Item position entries
#####

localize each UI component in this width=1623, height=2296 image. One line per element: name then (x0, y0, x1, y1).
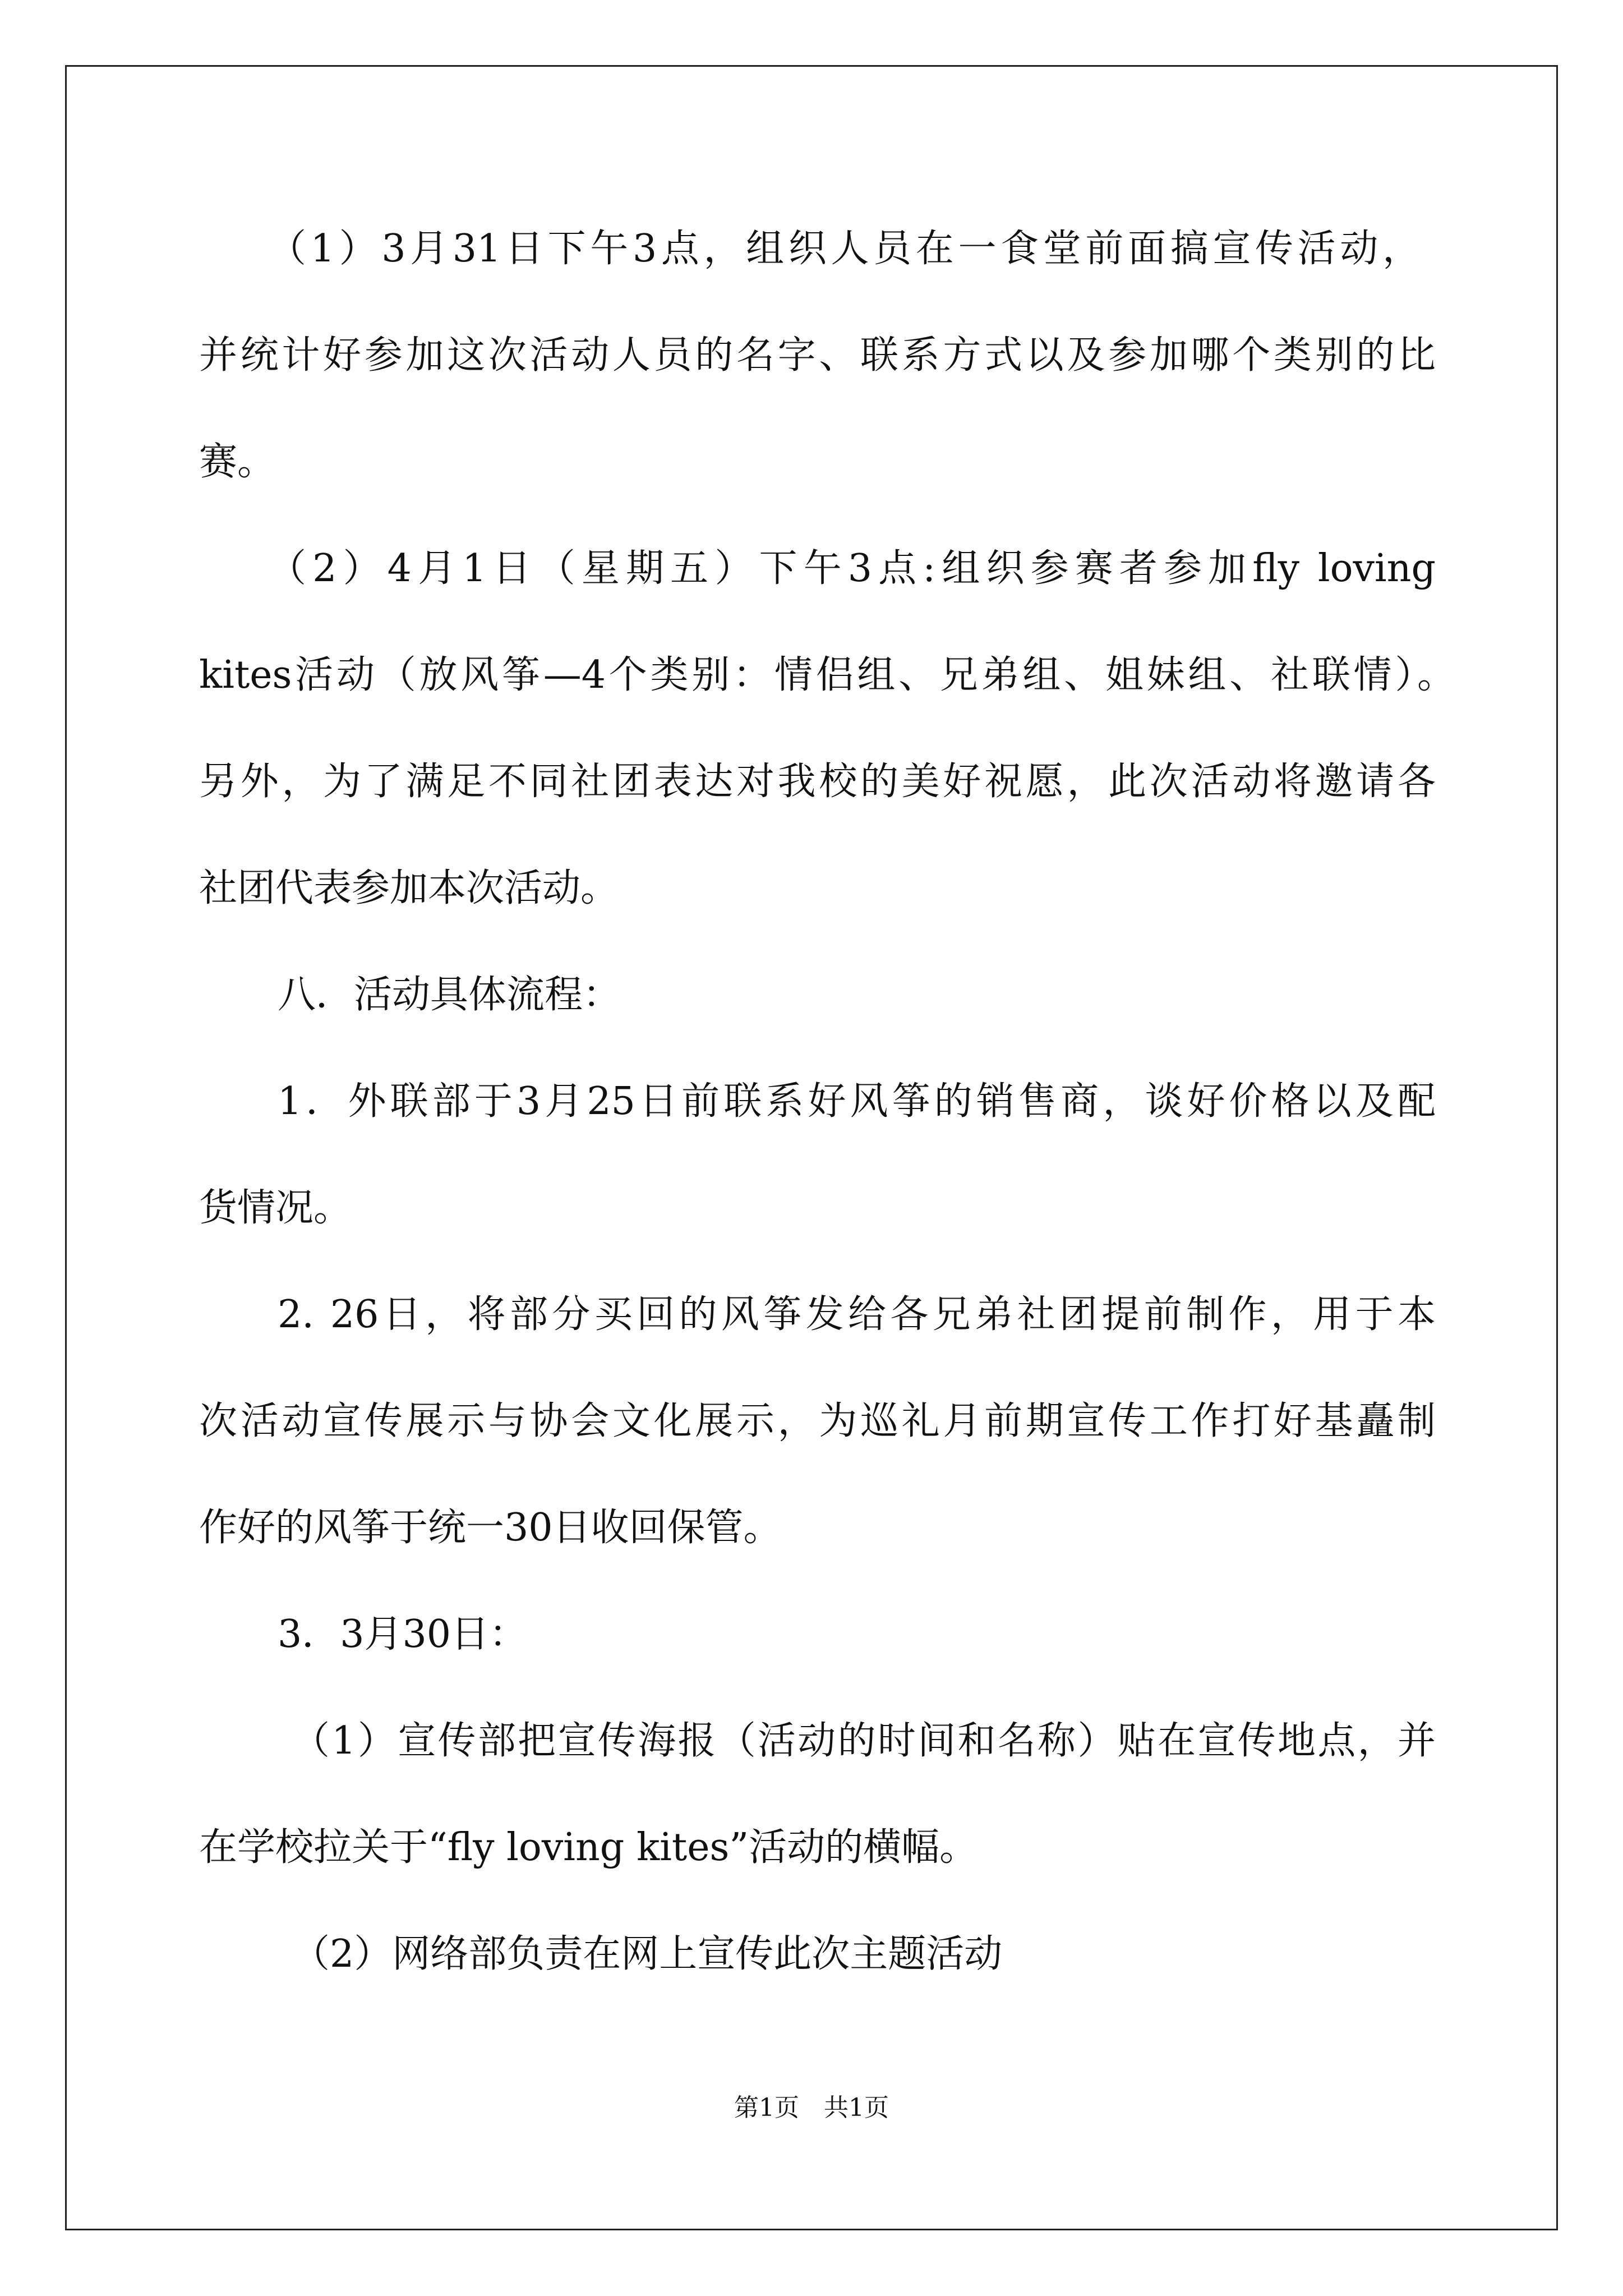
paragraph-line: （2）网络部负责在网上宣传此次主题活动 (292, 1932, 1003, 1976)
paragraph-line: 作好的风筝于统一30日收回保管。 (199, 1506, 782, 1550)
paragraph-line: 2. 26日，将部分买回的风筝发给各兄弟社团提前制作，用于本 (278, 1292, 1436, 1337)
paragraph-line: （1）宣传部把宣传海报（活动的时间和名称）贴在宣传地点，并 (292, 1719, 1436, 1763)
page-number-label: 第1页 共1页 (734, 2093, 889, 2122)
paragraph-line: 并统计好参加这次活动人员的名字、联系方式以及参加哪个类别的比 (199, 333, 1436, 378)
page-frame (65, 65, 1558, 2230)
paragraph-line: 赛。 (199, 440, 276, 484)
paragraph-line: kites活动（放风筝—4个类别：情侣组、兄弟组、姐妹组、社联情）。 (199, 653, 1455, 697)
paragraph-line: 次活动宣传展示与协会文化展示，为巡礼月前期宣传工作打好基矗制 (199, 1399, 1436, 1443)
paragraph-line: 1．外联部于3月25日前联系好风筝的销售商，谈好价格以及配 (278, 1079, 1436, 1124)
page-footer (0, 2091, 1623, 2125)
paragraph-line: 货情况。 (199, 1186, 352, 1230)
section-heading: 八．活动具体流程： (278, 973, 621, 1017)
paragraph-line: 社团代表参加本次活动。 (199, 866, 619, 910)
paragraph-line: 3．3月30日： (278, 1612, 528, 1657)
paragraph-line: 另外，为了满足不同社团表达对我校的美好祝愿，此次活动将邀请各 (199, 760, 1436, 804)
paragraph-line: （2）4月1日（星期五）下午3点:组织参赛者参加fly loving (268, 546, 1436, 591)
paragraph-line: （1）3月31日下午3点，组织人员在一食堂前面搞宣传活动， (268, 227, 1421, 271)
paragraph-line: 在学校拉关于“fly loving kites”活动的横幅。 (199, 1825, 978, 1870)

#####

- [GIVEN REQUEST]: Reproduce the items above, substituting "text-line" for every "paragraph-line" and changing nothing else. Leave the pictures out.

- [RESULT FOR THIS TASK]:
localize each UI component in this width=1623, height=2296 image. One line per element: name then (x0, y0, x1, y1).
text-line: （2）网络部负责在网上宣传此次主题活动 (292, 1932, 1003, 1976)
text-line: 作好的风筝于统一30日收回保管。 (199, 1506, 782, 1550)
text-line: 2. 26日，将部分买回的风筝发给各兄弟社团提前制作，用于本 (278, 1292, 1436, 1337)
text-line: （1）宣传部把宣传海报（活动的时间和名称）贴在宣传地点，并 (292, 1719, 1436, 1763)
page-number-label: 第1页 共1页 (734, 2093, 889, 2122)
text-line: 并统计好参加这次活动人员的名字、联系方式以及参加哪个类别的比 (199, 333, 1436, 378)
page-frame (65, 65, 1558, 2230)
text-line: 赛。 (199, 440, 276, 484)
text-line: kites活动（放风筝—4个类别：情侣组、兄弟组、姐妹组、社联情）。 (199, 653, 1455, 697)
text-line: 次活动宣传展示与协会文化展示，为巡礼月前期宣传工作打好基矗制 (199, 1399, 1436, 1443)
text-line: 1．外联部于3月25日前联系好风筝的销售商，谈好价格以及配 (278, 1079, 1436, 1124)
page-footer (0, 2091, 1623, 2125)
text-line: 货情况。 (199, 1186, 352, 1230)
section-heading: 八．活动具体流程： (278, 973, 621, 1017)
text-line: 社团代表参加本次活动。 (199, 866, 619, 910)
text-line: 3．3月30日： (278, 1612, 528, 1657)
text-line: 另外，为了满足不同社团表达对我校的美好祝愿，此次活动将邀请各 (199, 760, 1436, 804)
text-line: （2）4月1日（星期五）下午3点:组织参赛者参加fly loving (268, 546, 1436, 591)
text-line: （1）3月31日下午3点，组织人员在一食堂前面搞宣传活动， (268, 227, 1421, 271)
text-line: 在学校拉关于“fly loving kites”活动的横幅。 (199, 1825, 978, 1870)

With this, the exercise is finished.